### RECORDS FOR THE EXERCISE
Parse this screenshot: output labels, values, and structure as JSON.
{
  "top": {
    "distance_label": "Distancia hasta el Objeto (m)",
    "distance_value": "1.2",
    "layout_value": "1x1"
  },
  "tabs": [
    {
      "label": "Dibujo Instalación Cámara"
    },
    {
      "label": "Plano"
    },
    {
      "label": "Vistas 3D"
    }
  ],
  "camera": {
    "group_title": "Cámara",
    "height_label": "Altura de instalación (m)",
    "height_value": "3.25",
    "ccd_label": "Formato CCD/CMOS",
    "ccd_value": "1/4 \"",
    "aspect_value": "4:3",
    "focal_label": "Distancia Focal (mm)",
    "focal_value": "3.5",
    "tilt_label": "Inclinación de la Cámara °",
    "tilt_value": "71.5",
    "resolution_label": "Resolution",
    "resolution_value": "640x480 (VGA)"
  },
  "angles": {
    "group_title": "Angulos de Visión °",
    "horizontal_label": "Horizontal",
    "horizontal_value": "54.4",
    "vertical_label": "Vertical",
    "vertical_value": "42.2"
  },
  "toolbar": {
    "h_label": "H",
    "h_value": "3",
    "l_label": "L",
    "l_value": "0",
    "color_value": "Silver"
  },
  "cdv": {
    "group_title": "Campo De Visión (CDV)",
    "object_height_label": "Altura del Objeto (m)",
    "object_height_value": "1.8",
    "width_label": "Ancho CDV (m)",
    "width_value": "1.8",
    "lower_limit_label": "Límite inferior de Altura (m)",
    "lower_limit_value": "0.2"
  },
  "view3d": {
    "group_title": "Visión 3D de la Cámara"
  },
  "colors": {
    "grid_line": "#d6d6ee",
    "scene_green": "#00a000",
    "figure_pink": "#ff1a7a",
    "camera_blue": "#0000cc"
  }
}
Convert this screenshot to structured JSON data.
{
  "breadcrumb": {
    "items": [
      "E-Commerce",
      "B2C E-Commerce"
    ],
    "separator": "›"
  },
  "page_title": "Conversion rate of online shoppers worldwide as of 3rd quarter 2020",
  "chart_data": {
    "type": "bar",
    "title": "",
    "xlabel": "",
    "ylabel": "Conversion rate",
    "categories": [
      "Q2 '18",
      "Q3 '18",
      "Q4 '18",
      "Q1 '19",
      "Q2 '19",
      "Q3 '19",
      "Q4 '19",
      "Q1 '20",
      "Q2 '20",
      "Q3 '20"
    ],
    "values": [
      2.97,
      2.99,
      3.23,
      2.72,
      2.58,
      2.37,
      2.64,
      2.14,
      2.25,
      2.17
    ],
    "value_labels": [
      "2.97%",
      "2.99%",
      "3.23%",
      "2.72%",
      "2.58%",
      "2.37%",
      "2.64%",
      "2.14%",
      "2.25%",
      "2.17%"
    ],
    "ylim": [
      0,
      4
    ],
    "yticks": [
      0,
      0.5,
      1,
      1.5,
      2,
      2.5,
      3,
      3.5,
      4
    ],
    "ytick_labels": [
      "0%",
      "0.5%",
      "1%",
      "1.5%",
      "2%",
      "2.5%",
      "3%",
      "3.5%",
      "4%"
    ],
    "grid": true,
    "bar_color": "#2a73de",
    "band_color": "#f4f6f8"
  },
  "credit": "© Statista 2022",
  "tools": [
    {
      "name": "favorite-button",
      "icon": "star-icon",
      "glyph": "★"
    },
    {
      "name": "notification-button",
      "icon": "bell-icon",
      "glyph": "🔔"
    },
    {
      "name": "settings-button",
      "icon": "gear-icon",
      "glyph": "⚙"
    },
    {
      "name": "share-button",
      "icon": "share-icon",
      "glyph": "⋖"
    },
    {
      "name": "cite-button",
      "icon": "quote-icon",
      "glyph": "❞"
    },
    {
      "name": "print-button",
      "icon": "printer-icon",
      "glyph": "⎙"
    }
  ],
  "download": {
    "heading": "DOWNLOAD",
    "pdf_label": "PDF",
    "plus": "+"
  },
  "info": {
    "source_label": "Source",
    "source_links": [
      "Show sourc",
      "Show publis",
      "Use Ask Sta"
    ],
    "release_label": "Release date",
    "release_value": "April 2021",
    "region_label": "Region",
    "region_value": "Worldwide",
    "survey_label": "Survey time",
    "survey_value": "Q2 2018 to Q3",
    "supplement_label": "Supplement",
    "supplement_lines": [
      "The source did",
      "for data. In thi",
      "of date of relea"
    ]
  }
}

### TASK GOAL
Working from the material above, retype it in its entirety without change.

### EXERCISE RESPONSE
Parse this screenshot: output labels, values, and structure as JSON.
{
  "top": {
    "distance_label": "Distancia hasta el Objeto (m)",
    "distance_value": "1.2",
    "layout_value": "1x1"
  },
  "tabs": [
    {
      "label": "Dibujo Instalación Cámara"
    },
    {
      "label": "Plano"
    },
    {
      "label": "Vistas 3D"
    }
  ],
  "camera": {
    "group_title": "Cámara",
    "height_label": "Altura de instalación (m)",
    "height_value": "3.25",
    "ccd_label": "Formato CCD/CMOS",
    "ccd_value": "1/4 \"",
    "aspect_value": "4:3",
    "focal_label": "Distancia Focal (mm)",
    "focal_value": "3.5",
    "tilt_label": "Inclinación de la Cámara °",
    "tilt_value": "71.5",
    "resolution_label": "Resolution",
    "resolution_value": "640x480 (VGA)"
  },
  "angles": {
    "group_title": "Angulos de Visión °",
    "horizontal_label": "Horizontal",
    "horizontal_value": "54.4",
    "vertical_label": "Vertical",
    "vertical_value": "42.2"
  },
  "toolbar": {
    "h_label": "H",
    "h_value": "3",
    "l_label": "L",
    "l_value": "0",
    "color_value": "Silver"
  },
  "cdv": {
    "group_title": "Campo De Visión (CDV)",
    "object_height_label": "Altura del Objeto (m)",
    "object_height_value": "1.8",
    "width_label": "Ancho CDV (m)",
    "width_value": "1.8",
    "lower_limit_label": "Límite inferior de Altura (m)",
    "lower_limit_value": "0.2"
  },
  "view3d": {
    "group_title": "Visión 3D de la Cámara"
  },
  "colors": {
    "grid_line": "#d6d6ee",
    "scene_green": "#00a000",
    "figure_pink": "#ff1a7a",
    "camera_blue": "#0000cc"
  }
}
Convert this screenshot to structured JSON data.
{
  "breadcrumb": {
    "items": [
      "E-Commerce",
      "B2C E-Commerce"
    ],
    "separator": "›"
  },
  "page_title": "Conversion rate of online shoppers worldwide as of 3rd quarter 2020",
  "chart_data": {
    "type": "bar",
    "title": "",
    "xlabel": "",
    "ylabel": "Conversion rate",
    "categories": [
      "Q2 '18",
      "Q3 '18",
      "Q4 '18",
      "Q1 '19",
      "Q2 '19",
      "Q3 '19",
      "Q4 '19",
      "Q1 '20",
      "Q2 '20",
      "Q3 '20"
    ],
    "values": [
      2.97,
      2.99,
      3.23,
      2.72,
      2.58,
      2.37,
      2.64,
      2.14,
      2.25,
      2.17
    ],
    "value_labels": [
      "2.97%",
      "2.99%",
      "3.23%",
      "2.72%",
      "2.58%",
      "2.37%",
      "2.64%",
      "2.14%",
      "2.25%",
      "2.17%"
    ],
    "ylim": [
      0,
      4
    ],
    "yticks": [
      0,
      0.5,
      1,
      1.5,
      2,
      2.5,
      3,
      3.5,
      4
    ],
    "ytick_labels": [
      "0%",
      "0.5%",
      "1%",
      "1.5%",
      "2%",
      "2.5%",
      "3%",
      "3.5%",
      "4%"
    ],
    "grid": true,
    "bar_color": "#2a73de",
    "band_color": "#f4f6f8"
  },
  "credit": "© Statista 2022",
  "tools": [
    {
      "name": "favorite-button",
      "icon": "star-icon",
      "glyph": "★"
    },
    {
      "name": "notification-button",
      "icon": "bell-icon",
      "glyph": "🔔"
    },
    {
      "name": "settings-button",
      "icon": "gear-icon",
      "glyph": "⚙"
    },
    {
      "name": "share-button",
      "icon": "share-icon",
      "glyph": "⋖"
    },
    {
      "name": "cite-button",
      "icon": "quote-icon",
      "glyph": "❞"
    },
    {
      "name": "print-button",
      "icon": "printer-icon",
      "glyph": "⎙"
    }
  ],
  "download": {
    "heading": "DOWNLOAD",
    "pdf_label": "PDF",
    "plus": "+"
  },
  "info": {
    "source_label": "Source",
    "source_links": [
      "Show sourc",
      "Show publis",
      "Use Ask Sta"
    ],
    "release_label": "Release date",
    "release_value": "April 2021",
    "region_label": "Region",
    "region_value": "Worldwide",
    "survey_label": "Survey time",
    "survey_value": "Q2 2018 to Q3",
    "supplement_label": "Supplement",
    "supplement_lines": [
      "The source did",
      "for data. In thi",
      "of date of relea"
    ]
  }
}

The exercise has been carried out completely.